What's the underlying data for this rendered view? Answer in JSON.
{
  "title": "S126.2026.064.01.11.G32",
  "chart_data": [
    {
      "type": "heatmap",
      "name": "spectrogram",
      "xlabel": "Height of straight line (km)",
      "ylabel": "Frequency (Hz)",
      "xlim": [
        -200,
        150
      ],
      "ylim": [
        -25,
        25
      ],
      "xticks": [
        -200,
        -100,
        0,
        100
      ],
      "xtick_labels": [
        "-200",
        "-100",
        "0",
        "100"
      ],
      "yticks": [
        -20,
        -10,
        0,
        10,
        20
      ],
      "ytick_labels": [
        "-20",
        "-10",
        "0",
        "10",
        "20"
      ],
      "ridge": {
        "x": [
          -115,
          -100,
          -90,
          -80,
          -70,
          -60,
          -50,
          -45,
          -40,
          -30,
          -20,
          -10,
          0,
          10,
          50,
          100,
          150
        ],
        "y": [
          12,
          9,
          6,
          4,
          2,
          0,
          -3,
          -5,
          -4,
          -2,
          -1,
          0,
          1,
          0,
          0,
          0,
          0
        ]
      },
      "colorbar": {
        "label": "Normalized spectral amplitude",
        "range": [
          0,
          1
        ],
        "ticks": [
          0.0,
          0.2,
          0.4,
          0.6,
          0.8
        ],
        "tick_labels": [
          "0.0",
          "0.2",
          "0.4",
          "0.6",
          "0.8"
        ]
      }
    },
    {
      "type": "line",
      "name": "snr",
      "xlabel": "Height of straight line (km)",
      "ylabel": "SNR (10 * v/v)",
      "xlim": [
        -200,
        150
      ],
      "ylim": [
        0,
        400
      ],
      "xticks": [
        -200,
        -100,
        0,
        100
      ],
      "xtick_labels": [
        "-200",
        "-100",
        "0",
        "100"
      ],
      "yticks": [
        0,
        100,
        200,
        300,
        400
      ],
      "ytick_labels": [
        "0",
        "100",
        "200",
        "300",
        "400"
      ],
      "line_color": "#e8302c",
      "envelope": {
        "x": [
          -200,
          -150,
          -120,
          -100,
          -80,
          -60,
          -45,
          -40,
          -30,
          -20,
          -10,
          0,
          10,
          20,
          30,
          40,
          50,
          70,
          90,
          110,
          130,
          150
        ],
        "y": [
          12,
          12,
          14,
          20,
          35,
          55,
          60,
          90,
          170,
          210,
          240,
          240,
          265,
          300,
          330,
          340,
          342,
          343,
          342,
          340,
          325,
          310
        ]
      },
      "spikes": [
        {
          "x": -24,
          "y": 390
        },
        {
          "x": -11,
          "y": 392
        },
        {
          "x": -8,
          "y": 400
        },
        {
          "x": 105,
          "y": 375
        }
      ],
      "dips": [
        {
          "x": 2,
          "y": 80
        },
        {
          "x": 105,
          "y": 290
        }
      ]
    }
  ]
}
- - - -
Faithfully copy every entry, leaving nothing out.

What's the underlying data for this rendered view? Answer in JSON.
{
  "title": "S126.2026.064.01.11.G32",
  "chart_data": [
    {
      "type": "heatmap",
      "name": "spectrogram",
      "xlabel": "Height of straight line (km)",
      "ylabel": "Frequency (Hz)",
      "xlim": [
        -200,
        150
      ],
      "ylim": [
        -25,
        25
      ],
      "xticks": [
        -200,
        -100,
        0,
        100
      ],
      "xtick_labels": [
        "-200",
        "-100",
        "0",
        "100"
      ],
      "yticks": [
        -20,
        -10,
        0,
        10,
        20
      ],
      "ytick_labels": [
        "-20",
        "-10",
        "0",
        "10",
        "20"
      ],
      "ridge": {
        "x": [
          -115,
          -100,
          -90,
          -80,
          -70,
          -60,
          -50,
          -45,
          -40,
          -30,
          -20,
          -10,
          0,
          10,
          50,
          100,
          150
        ],
        "y": [
          12,
          9,
          6,
          4,
          2,
          0,
          -3,
          -5,
          -4,
          -2,
          -1,
          0,
          1,
          0,
          0,
          0,
          0
        ]
      },
      "colorbar": {
        "label": "Normalized spectral amplitude",
        "range": [
          0,
          1
        ],
        "ticks": [
          0.0,
          0.2,
          0.4,
          0.6,
          0.8
        ],
        "tick_labels": [
          "0.0",
          "0.2",
          "0.4",
          "0.6",
          "0.8"
        ]
      }
    },
    {
      "type": "line",
      "name": "snr",
      "xlabel": "Height of straight line (km)",
      "ylabel": "SNR (10 * v/v)",
      "xlim": [
        -200,
        150
      ],
      "ylim": [
        0,
        400
      ],
      "xticks": [
        -200,
        -100,
        0,
        100
      ],
      "xtick_labels": [
        "-200",
        "-100",
        "0",
        "100"
      ],
      "yticks": [
        0,
        100,
        200,
        300,
        400
      ],
      "ytick_labels": [
        "0",
        "100",
        "200",
        "300",
        "400"
      ],
      "line_color": "#e8302c",
      "envelope": {
        "x": [
          -200,
          -150,
          -120,
          -100,
          -80,
          -60,
          -45,
          -40,
          -30,
          -20,
          -10,
          0,
          10,
          20,
          30,
          40,
          50,
          70,
          90,
          110,
          130,
          150
        ],
        "y": [
          12,
          12,
          14,
          20,
          35,
          55,
          60,
          90,
          170,
          210,
          240,
          240,
          265,
          300,
          330,
          340,
          342,
          343,
          342,
          340,
          325,
          310
        ]
      },
      "spikes": [
        {
          "x": -24,
          "y": 390
        },
        {
          "x": -11,
          "y": 392
        },
        {
          "x": -8,
          "y": 400
        },
        {
          "x": 105,
          "y": 375
        }
      ],
      "dips": [
        {
          "x": 2,
          "y": 80
        },
        {
          "x": 105,
          "y": 290
        }
      ]
    }
  ]
}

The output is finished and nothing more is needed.